[Dataset listings of figures]
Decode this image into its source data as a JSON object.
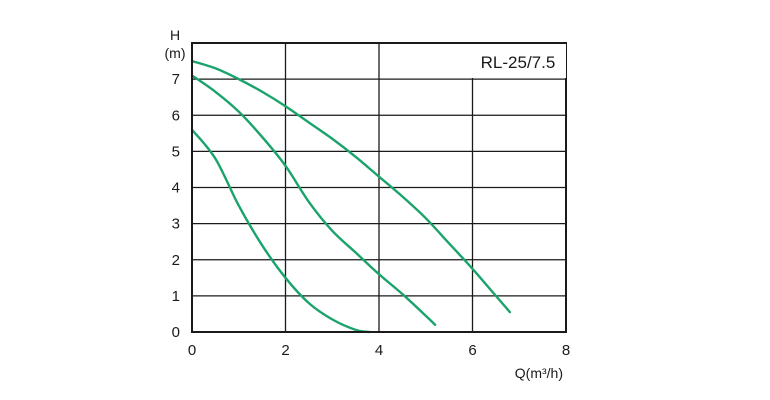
{
  "chart_data": {
    "type": "line",
    "title": "RL-25/7.5",
    "xlabel": "Q(m³/h)",
    "ylabel_top": "H",
    "ylabel_unit": "(m)",
    "xlim": [
      0,
      8
    ],
    "ylim": [
      0,
      8
    ],
    "x_ticks": [
      "0",
      "2",
      "4",
      "6",
      "8"
    ],
    "y_ticks": [
      "0",
      "1",
      "2",
      "3",
      "4",
      "5",
      "6",
      "7"
    ],
    "grid": true,
    "line_color": "#1aa36b",
    "series": [
      {
        "x": [
          0,
          0.5,
          1,
          1.5,
          2,
          2.5,
          3,
          3.5,
          3.8
        ],
        "y": [
          5.6,
          4.8,
          3.5,
          2.4,
          1.5,
          0.8,
          0.35,
          0.06,
          0.0
        ]
      },
      {
        "x": [
          0,
          0.5,
          1,
          1.5,
          2,
          2.5,
          3,
          3.5,
          4,
          4.5,
          5,
          5.2
        ],
        "y": [
          7.1,
          6.65,
          6.1,
          5.4,
          4.6,
          3.6,
          2.8,
          2.2,
          1.6,
          1.05,
          0.45,
          0.2
        ]
      },
      {
        "x": [
          0,
          0.5,
          1,
          1.5,
          2,
          2.5,
          3,
          3.5,
          4,
          4.5,
          5,
          5.5,
          6,
          6.5,
          6.8
        ],
        "y": [
          7.5,
          7.3,
          7.0,
          6.65,
          6.25,
          5.8,
          5.35,
          4.85,
          4.3,
          3.75,
          3.15,
          2.45,
          1.75,
          1.0,
          0.55
        ]
      }
    ]
  }
}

**PROBLEM TO WORK ON:**
Retype all the records shown above, character for character. Omit every picture.

**SOLVED EXERCISE:**
Decode this image into its source data as a JSON object.
{
  "chart_data": {
    "type": "line",
    "title": "RL-25/7.5",
    "xlabel": "Q(m³/h)",
    "ylabel_top": "H",
    "ylabel_unit": "(m)",
    "xlim": [
      0,
      8
    ],
    "ylim": [
      0,
      8
    ],
    "x_ticks": [
      "0",
      "2",
      "4",
      "6",
      "8"
    ],
    "y_ticks": [
      "0",
      "1",
      "2",
      "3",
      "4",
      "5",
      "6",
      "7"
    ],
    "grid": true,
    "line_color": "#1aa36b",
    "series": [
      {
        "x": [
          0,
          0.5,
          1,
          1.5,
          2,
          2.5,
          3,
          3.5,
          3.8
        ],
        "y": [
          5.6,
          4.8,
          3.5,
          2.4,
          1.5,
          0.8,
          0.35,
          0.06,
          0.0
        ]
      },
      {
        "x": [
          0,
          0.5,
          1,
          1.5,
          2,
          2.5,
          3,
          3.5,
          4,
          4.5,
          5,
          5.2
        ],
        "y": [
          7.1,
          6.65,
          6.1,
          5.4,
          4.6,
          3.6,
          2.8,
          2.2,
          1.6,
          1.05,
          0.45,
          0.2
        ]
      },
      {
        "x": [
          0,
          0.5,
          1,
          1.5,
          2,
          2.5,
          3,
          3.5,
          4,
          4.5,
          5,
          5.5,
          6,
          6.5,
          6.8
        ],
        "y": [
          7.5,
          7.3,
          7.0,
          6.65,
          6.25,
          5.8,
          5.35,
          4.85,
          4.3,
          3.75,
          3.15,
          2.45,
          1.75,
          1.0,
          0.55
        ]
      }
    ]
  }
}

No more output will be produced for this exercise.